* What is expected *
Please copy the stretch from "First find collaborators" through "other and collaborate." word for word from the reader comments on open science below.

* Text provided *

12 comments

  1. Very good post. Glad to hear a report of the unconferences you attended.

    I commend you highly for your pledge to open science.

    brainhealthhacks.com

  2. It was an inspiring talk – I think you may have pushed a few other people over the edge from thinking to doing. We’ll see how it plays out.

    I agree that it is easier to do this with a new project and where all collaborators are made aware at the very start how it is going to be. IP can be a huge obstacle. In my case, the (like-minded) collaborators came first and the details of the project followed their competencies.

    I look forward to your reports on how things proceed!

  3. Nice post! It was good meeting you at BioBarCamp; sounds like SciFoo was even more exciting. Can’t wait to hear how the experiment with open science goes.

  4. Yesss!!
    Great idea!
    If we can accelerate this collaborative process we might save the world.

    First find collaborators and find ways of working with them. Leverage each others skills.
    Many people in many fields are discovering this, and would like to contribute,… if they could only find you, or a place to contribute.
    Spread the word. Share the best web sites (good start already) and best practices.
    Encourage development of the tools to assist focused collaboration, and those with common research &/or development purposes to find each other and collaborate.

    Apple’s iPhone is taking off, not just because of an excellent basic product, but because they shared their code and opened it up to creative people to develop applications.

  5. What an eloquent and enthusiastic summary of Open Science!

    You now have a new supporter and subscriber from the land of OZ.

    Fang – Mike Seyfang

  6. Sounds a good idea. I dont know to what extent a corporation would be willing to risk publishing it´s data, but at least at an academic level it should be popular

  7. I also doubt that corporations are going to start publishing their data, but the data suggest that some kind of sharing of “negative results” would make the drug pipeline a lot more efficient.

  8. […] Chris Patil @ Ouroboros: “Given a suitable set of one-to-one and one-to-many agreements between the stakeholders [in scientific research], then, the benefits of sharing could come to outweigh any conceivable advantage derived from secrecy. Perhaps ‘open science’ could be defined (for the moment) as the quest to design and optimize these agreements, along with the quest to design the best tools and licenses to empower scientists as they move from the status quo into the next system — because (and this is very important) if it is to ever succeed, open science has to work not because of governmental fiat or because a large number of people suddenly start marching in lockstep to an unnatural tune, but because it works better than competing models.” […]

  9. To me researchGATE is a very promising approach to combine a social network with advanced search tools. I think it is fantastic.
    Here some texts from their blog:

    “To make them even more useful, we upgraded our database to include the content of several major scientific databases, namely PubMed, Citeseer, RePEc, ArXiv, IEEE, NASA. Currently, more than 30.000.000 scientific articles from a broad range of scientific fields are included. Searching for keywords is one thing – relating research output based on content is another. We developed semantic tools that are able to do that.”

    Researchgate offers a powerful search, a new semantic search with the possibility to paste whole abstracts, which will be analysed semantically and closely related papers will be shown.

    The group functions are pretty nice. Filesharing tool, voting tool, etc.

* Dataset records *
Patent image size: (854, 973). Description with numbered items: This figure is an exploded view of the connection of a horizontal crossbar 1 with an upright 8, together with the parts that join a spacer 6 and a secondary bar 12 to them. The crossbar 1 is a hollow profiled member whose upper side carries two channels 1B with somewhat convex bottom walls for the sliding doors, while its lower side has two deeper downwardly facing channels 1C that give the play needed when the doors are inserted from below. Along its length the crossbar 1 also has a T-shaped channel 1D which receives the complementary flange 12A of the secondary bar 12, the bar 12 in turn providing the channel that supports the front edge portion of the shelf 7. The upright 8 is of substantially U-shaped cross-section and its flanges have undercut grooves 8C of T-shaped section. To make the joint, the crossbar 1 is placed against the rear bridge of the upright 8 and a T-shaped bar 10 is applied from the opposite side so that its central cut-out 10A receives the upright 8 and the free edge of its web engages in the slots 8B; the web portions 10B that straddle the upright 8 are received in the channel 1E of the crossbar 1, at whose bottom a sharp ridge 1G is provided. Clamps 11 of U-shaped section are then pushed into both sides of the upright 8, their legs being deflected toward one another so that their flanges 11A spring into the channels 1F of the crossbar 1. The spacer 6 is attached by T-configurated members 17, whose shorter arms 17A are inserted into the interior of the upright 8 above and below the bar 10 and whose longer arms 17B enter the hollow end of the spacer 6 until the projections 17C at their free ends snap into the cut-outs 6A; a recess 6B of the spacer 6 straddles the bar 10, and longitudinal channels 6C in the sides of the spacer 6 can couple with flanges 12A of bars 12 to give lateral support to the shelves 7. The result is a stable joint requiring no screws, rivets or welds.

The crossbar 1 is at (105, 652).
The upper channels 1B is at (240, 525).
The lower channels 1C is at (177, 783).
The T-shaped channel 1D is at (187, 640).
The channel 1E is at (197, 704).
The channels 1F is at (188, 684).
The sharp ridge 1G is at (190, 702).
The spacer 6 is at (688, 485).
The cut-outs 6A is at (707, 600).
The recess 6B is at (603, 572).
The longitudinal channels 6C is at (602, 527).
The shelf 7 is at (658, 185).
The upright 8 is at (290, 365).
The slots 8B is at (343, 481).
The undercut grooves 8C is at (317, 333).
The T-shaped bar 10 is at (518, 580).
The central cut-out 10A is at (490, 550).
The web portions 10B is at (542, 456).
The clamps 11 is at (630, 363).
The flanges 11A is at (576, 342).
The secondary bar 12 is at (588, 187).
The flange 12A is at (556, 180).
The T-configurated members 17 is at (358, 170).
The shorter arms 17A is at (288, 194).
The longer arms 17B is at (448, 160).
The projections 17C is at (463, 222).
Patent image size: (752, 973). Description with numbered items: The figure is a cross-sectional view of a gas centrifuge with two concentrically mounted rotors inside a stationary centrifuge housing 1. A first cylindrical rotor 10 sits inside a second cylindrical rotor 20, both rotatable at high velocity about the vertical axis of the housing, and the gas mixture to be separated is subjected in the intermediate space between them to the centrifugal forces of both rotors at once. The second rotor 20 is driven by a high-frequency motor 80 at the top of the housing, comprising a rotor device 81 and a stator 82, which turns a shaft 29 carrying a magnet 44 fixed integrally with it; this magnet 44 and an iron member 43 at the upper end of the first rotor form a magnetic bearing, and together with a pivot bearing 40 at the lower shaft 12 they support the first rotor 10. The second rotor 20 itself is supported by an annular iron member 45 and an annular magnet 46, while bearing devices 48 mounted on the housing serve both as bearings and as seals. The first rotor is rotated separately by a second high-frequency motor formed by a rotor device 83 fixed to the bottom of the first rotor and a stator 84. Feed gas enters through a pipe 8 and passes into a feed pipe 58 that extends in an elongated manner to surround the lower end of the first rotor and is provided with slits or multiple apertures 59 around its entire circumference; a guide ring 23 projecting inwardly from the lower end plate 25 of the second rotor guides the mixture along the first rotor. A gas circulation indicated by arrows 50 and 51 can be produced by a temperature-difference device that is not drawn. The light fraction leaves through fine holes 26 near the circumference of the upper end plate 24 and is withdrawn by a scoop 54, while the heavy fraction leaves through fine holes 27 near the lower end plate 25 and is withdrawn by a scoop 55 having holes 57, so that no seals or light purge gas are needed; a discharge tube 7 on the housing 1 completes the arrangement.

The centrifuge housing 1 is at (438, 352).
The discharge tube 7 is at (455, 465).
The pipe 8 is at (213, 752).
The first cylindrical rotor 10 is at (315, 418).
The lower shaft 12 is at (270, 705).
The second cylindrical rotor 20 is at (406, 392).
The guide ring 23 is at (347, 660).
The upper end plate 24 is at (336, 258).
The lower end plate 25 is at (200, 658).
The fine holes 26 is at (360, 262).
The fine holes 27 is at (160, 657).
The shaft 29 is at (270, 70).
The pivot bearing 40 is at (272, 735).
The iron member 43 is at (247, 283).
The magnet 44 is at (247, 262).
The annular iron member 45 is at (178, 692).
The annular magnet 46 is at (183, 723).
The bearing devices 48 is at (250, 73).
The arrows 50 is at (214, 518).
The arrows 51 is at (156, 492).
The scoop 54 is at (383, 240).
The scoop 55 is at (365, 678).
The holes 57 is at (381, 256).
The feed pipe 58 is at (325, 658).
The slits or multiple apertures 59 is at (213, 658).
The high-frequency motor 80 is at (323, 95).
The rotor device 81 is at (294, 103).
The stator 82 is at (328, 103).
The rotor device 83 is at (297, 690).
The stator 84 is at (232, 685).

* Worked solution *
First find collaborators and find ways of working with them. Leverage each others skills.
    Many people in many fields are discovering this, and would like to contribute,… if they could only find you, or a place to contribute.
    Spread the word. Share the best web sites (good start already) and best practices.
    Encourage development of the tools to assist focused collaboration, and those with common research &/or development purposes to find each other and collaborate.